- Requirement:
Lay out every line of the records below as a numbered list, leaving out any blank lines.

- Entries provided:
— Start —
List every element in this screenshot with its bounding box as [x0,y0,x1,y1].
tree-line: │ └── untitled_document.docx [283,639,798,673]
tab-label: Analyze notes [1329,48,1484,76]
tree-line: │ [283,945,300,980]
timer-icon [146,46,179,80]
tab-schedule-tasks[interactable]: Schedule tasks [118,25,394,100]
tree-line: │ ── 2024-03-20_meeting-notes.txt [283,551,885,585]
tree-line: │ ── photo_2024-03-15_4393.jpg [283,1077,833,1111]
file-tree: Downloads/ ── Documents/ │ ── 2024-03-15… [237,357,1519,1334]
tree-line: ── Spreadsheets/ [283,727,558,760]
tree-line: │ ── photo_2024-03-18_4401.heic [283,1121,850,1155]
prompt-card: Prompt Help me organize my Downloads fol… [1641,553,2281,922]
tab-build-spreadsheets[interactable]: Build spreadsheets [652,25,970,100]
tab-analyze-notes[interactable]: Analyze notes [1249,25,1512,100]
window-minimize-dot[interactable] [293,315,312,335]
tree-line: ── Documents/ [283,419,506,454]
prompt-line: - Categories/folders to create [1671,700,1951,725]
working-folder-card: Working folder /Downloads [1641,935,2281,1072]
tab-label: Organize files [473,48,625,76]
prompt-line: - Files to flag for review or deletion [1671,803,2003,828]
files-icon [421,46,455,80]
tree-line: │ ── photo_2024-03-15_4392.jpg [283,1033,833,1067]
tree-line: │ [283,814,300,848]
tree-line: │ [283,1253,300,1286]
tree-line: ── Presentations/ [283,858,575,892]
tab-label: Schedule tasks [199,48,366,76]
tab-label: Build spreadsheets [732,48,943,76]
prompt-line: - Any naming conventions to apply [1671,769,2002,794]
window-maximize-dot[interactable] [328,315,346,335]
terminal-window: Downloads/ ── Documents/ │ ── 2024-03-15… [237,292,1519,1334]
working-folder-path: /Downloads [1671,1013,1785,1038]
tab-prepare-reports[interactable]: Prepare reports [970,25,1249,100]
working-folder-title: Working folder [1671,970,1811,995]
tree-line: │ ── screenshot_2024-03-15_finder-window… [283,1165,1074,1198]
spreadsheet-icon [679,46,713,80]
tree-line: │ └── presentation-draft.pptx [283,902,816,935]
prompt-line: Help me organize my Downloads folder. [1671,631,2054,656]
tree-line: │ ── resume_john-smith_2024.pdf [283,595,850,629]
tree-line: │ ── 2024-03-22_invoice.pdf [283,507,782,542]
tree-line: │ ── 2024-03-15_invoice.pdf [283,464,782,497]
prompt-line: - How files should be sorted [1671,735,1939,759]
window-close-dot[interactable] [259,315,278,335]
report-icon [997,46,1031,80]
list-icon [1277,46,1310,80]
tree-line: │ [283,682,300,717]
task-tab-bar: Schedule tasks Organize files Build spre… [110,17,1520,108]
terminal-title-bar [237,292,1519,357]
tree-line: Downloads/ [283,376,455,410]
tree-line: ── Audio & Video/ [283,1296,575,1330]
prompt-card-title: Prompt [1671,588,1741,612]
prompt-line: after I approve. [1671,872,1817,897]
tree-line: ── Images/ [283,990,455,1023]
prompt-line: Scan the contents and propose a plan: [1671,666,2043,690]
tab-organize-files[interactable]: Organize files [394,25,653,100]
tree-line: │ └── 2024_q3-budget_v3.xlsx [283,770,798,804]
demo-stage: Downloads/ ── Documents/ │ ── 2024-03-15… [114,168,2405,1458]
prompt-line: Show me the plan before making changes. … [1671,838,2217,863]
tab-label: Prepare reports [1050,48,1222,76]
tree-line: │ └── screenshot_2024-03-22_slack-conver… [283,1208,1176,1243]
— End —
- Answer:
1. List every element in this screenshot with its bounding box as [x0,y0,x1,y1].
2. tree-line: │ └── untitled_document.docx [283,639,798,673]
3. tab-label: Analyze notes [1329,48,1484,76]
4. tree-line: │ [283,945,300,980]
5. timer-icon [146,46,179,80]
6. tab-schedule-tasks[interactable]: Schedule tasks [118,25,394,100]
7. tree-line: │ ── 2024-03-20_meeting-notes.txt [283,551,885,585]
8. tree-line: │ ── photo_2024-03-15_4393.jpg [283,1077,833,1111]
9. file-tree: Downloads/ ── Documents/ │ ── 2024-03-15… [237,357,1519,1334]
10. tree-line: ── Spreadsheets/ [283,727,558,760]
11. tree-line: │ ── photo_2024-03-18_4401.heic [283,1121,850,1155]
12. prompt-card: Prompt Help me organize my Downloads fol… [1641,553,2281,922]
13. tab-build-spreadsheets[interactable]: Build spreadsheets [652,25,970,100]
14. tab-analyze-notes[interactable]: Analyze notes [1249,25,1512,100]
15. window-minimize-dot[interactable] [293,315,312,335]
16. tree-line: ── Documents/ [283,419,506,454]
17. prompt-line: - Categories/folders to create [1671,700,1951,725]
18. working-folder-card: Working folder /Downloads [1641,935,2281,1072]
19. tab-label: Organize files [473,48,625,76]
20. prompt-line: - Files to flag for review or deletion [1671,803,2003,828]
21. files-icon [421,46,455,80]
22. tree-line: │ ── photo_2024-03-15_4392.jpg [283,1033,833,1067]
23. tree-line: │ [283,814,300,848]
24. tree-line: │ [283,1253,300,1286]
25. tree-line: ── Presentations/ [283,858,575,892]
26. tab-label: Schedule tasks [199,48,366,76]
27. tab-label: Build spreadsheets [732,48,943,76]
28. prompt-line: - Any naming conventions to apply [1671,769,2002,794]
29. window-maximize-dot[interactable] [328,315,346,335]
30. terminal-window: Downloads/ ── Documents/ │ ── 2024-03-15… [237,292,1519,1334]
31. working-folder-path: /Downloads [1671,1013,1785,1038]
32. tab-prepare-reports[interactable]: Prepare reports [970,25,1249,100]
33. working-folder-title: Working folder [1671,970,1811,995]
34. tree-line: │ ── screenshot_2024-03-15_finder-window… [283,1165,1074,1198]
35. spreadsheet-icon [679,46,713,80]
36. tree-line: │ └── presentation-draft.pptx [283,902,816,935]
37. prompt-line: Help me organize my Downloads folder. [1671,631,2054,656]
38. tree-line: │ ── resume_john-smith_2024.pdf [283,595,850,629]
39. tree-line: │ ── 2024-03-22_invoice.pdf [283,507,782,542]
40. tree-line: │ ── 2024-03-15_invoice.pdf [283,464,782,497]
41. prompt-line: - How files should be sorted [1671,735,1939,759]
42. window-close-dot[interactable] [259,315,278,335]
43. report-icon [997,46,1031,80]
44. list-icon [1277,46,1310,80]
45. tree-line: │ [283,682,300,717]
46. task-tab-bar: Schedule tasks Organize files Build spre… [110,17,1520,108]
47. terminal-title-bar [237,292,1519,357]
48. tree-line: Downloads/ [283,376,455,410]
49. tree-line: ── Audio & Video/ [283,1296,575,1330]
50. prompt-card-title: Prompt [1671,588,1741,612]
51. prompt-line: after I approve. [1671,872,1817,897]
52. tree-line: ── Images/ [283,990,455,1023]
53. prompt-line: Scan the contents and propose a plan: [1671,666,2043,690]
54. tab-organize-files[interactable]: Organize files [394,25,653,100]
55. tree-line: │ └── 2024_q3-budget_v3.xlsx [283,770,798,804]
56. demo-stage: Downloads/ ── Documents/ │ ── 2024-03-15… [114,168,2405,1458]
57. prompt-line: Show me the plan before making changes. … [1671,838,2217,863]
58. tab-label: Prepare reports [1050,48,1222,76]
59. tree-line: │ └── screenshot_2024-03-22_slack-conver… [283,1208,1176,1243]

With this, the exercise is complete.